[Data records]
---+---

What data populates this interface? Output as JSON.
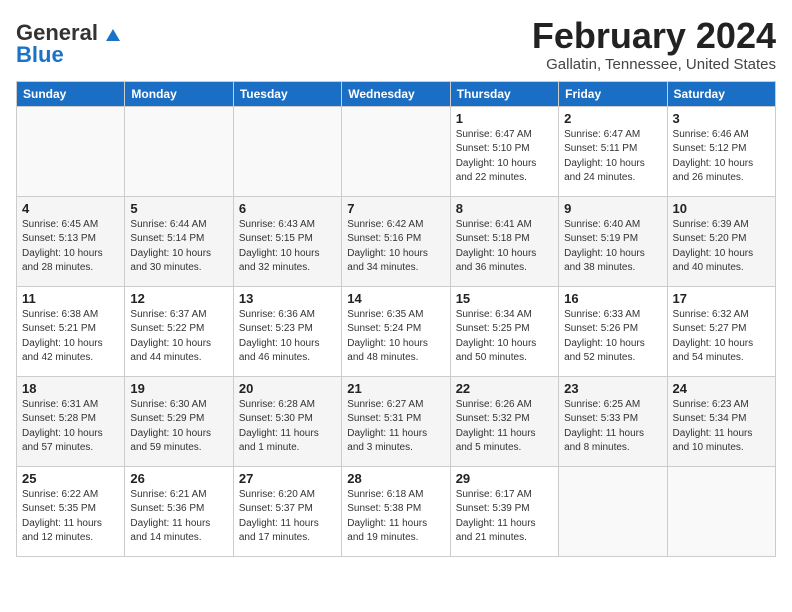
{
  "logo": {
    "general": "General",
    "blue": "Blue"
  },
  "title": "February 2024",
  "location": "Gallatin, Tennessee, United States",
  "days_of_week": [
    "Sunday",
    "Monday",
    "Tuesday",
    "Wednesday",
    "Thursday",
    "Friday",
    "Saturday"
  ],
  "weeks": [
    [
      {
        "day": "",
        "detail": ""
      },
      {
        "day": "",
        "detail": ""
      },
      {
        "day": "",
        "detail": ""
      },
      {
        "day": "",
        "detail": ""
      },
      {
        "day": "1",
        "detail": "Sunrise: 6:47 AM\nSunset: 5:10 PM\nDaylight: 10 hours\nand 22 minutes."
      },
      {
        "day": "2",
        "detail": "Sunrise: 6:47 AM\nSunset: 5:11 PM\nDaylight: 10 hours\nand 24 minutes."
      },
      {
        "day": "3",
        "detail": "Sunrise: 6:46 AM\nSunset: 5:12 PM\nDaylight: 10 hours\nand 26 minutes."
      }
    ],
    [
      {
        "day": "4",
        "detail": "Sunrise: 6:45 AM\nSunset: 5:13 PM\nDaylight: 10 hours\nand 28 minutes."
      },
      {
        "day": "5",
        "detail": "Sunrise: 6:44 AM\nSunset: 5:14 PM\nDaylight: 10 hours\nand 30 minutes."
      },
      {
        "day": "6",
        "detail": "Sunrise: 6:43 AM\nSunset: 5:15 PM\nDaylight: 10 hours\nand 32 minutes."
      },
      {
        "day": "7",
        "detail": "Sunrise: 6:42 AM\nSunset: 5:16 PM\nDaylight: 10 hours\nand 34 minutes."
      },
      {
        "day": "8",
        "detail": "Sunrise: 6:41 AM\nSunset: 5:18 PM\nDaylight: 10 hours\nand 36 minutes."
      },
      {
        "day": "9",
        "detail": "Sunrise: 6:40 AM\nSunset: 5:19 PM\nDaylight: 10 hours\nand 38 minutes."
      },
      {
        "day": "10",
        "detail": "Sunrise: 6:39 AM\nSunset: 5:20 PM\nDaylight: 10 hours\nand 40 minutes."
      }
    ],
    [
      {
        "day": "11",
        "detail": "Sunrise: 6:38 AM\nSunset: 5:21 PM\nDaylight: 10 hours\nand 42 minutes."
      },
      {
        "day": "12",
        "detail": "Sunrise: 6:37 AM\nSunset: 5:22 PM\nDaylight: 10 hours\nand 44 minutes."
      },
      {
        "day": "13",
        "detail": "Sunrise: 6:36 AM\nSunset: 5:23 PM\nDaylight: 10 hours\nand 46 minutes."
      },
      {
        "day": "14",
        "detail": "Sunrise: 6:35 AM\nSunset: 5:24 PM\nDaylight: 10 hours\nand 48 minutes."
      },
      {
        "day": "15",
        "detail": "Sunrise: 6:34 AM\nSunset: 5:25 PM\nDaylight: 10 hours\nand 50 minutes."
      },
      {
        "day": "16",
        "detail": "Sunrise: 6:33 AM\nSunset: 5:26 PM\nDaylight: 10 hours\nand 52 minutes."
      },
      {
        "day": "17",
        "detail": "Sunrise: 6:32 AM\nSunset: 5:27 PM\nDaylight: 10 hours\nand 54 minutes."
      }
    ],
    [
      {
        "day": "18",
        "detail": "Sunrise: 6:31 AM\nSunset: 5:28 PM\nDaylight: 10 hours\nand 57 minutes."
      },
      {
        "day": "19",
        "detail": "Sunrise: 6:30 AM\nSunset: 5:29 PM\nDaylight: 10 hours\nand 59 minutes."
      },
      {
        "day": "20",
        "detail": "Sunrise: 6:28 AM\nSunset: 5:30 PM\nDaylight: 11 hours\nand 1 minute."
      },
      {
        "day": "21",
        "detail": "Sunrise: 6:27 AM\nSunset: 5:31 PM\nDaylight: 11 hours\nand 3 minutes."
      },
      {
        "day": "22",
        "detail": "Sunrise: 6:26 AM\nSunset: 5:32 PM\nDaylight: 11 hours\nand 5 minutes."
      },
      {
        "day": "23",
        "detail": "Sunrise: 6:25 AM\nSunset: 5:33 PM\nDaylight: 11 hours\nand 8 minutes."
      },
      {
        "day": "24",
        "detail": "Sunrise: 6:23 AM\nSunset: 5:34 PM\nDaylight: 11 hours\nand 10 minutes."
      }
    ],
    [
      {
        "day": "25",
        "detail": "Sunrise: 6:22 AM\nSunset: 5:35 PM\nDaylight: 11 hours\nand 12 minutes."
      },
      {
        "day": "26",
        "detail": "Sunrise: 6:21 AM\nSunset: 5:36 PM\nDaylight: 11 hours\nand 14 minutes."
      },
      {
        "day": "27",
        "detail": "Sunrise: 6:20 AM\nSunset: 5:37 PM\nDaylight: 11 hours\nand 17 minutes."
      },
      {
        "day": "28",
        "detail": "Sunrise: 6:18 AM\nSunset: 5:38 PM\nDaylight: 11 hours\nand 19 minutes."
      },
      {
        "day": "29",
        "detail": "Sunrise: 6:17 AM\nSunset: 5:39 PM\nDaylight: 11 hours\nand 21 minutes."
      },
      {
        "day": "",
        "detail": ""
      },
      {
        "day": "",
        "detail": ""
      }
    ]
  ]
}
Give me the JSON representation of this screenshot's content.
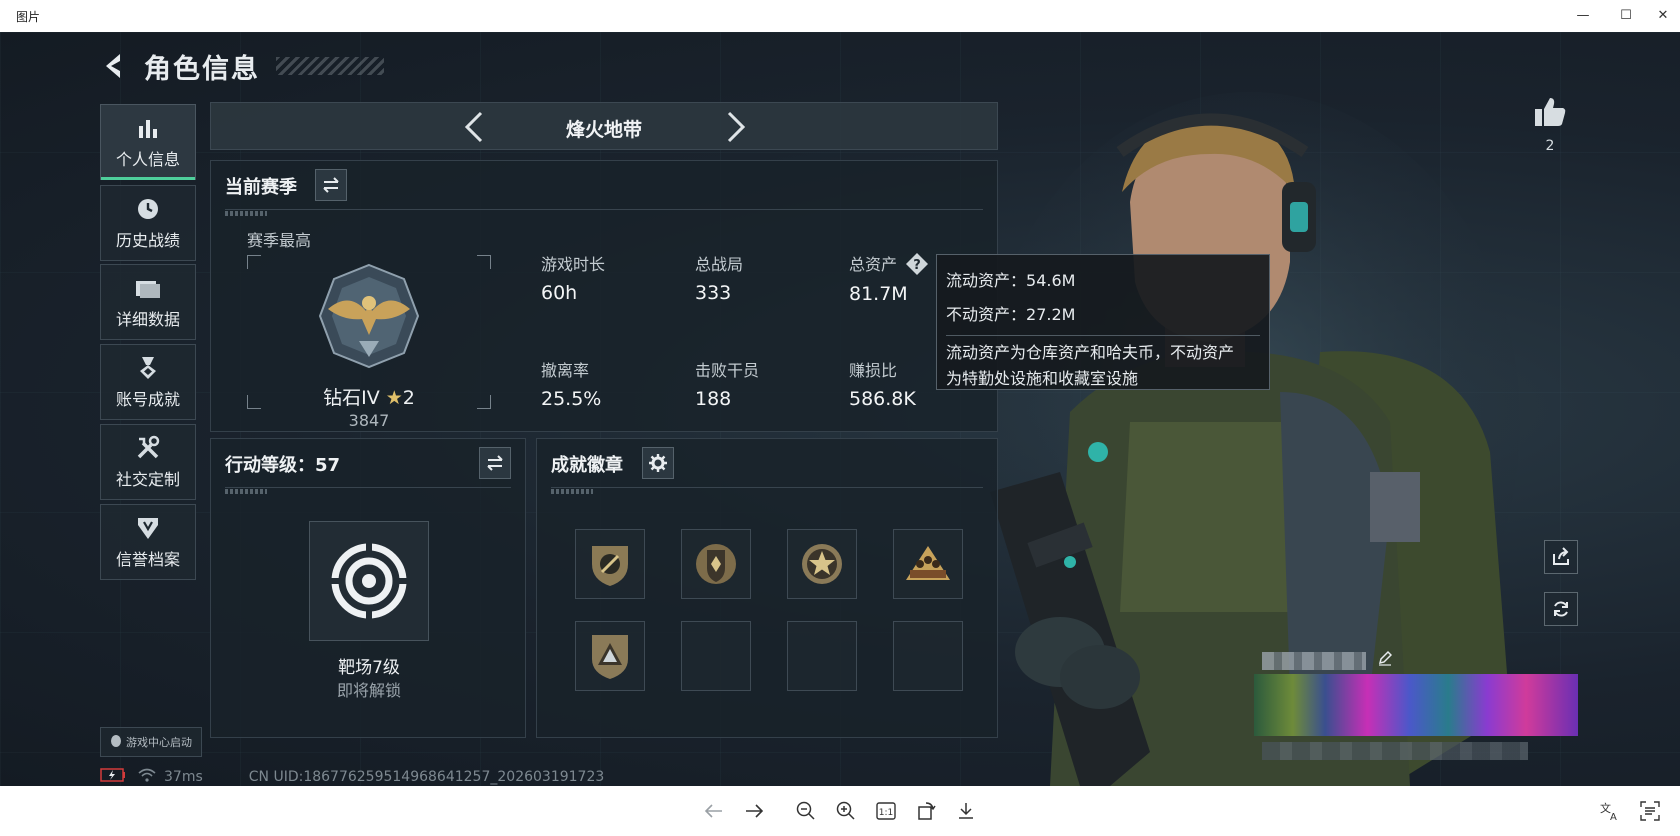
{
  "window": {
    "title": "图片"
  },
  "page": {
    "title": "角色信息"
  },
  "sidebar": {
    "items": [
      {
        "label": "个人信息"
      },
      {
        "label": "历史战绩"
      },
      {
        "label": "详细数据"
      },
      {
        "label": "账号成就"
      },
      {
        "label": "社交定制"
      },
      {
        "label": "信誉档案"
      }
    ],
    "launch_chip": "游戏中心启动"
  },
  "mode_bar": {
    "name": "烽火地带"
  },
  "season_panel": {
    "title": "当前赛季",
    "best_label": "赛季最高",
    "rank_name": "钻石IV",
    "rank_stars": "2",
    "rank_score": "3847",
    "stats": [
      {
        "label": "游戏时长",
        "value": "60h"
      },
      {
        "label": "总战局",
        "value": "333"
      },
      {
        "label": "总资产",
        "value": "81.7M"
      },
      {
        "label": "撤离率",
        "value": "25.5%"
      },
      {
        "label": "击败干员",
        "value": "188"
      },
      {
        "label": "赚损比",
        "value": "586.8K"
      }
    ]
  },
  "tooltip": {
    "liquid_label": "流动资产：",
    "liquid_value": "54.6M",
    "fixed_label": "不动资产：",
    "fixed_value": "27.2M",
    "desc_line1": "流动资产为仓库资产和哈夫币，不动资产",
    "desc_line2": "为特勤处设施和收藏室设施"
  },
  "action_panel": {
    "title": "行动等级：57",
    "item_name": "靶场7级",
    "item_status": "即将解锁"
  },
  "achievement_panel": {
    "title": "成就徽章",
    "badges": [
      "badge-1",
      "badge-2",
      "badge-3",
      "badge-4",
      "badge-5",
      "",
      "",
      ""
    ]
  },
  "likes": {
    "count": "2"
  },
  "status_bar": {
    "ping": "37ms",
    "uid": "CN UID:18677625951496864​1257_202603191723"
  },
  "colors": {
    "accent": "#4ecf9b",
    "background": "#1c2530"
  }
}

---+---

> INSTRUCTION:
Your answer should be a single number: the count of lines in these records that hold the string "不动资产".

> TASK SOLUTION:
2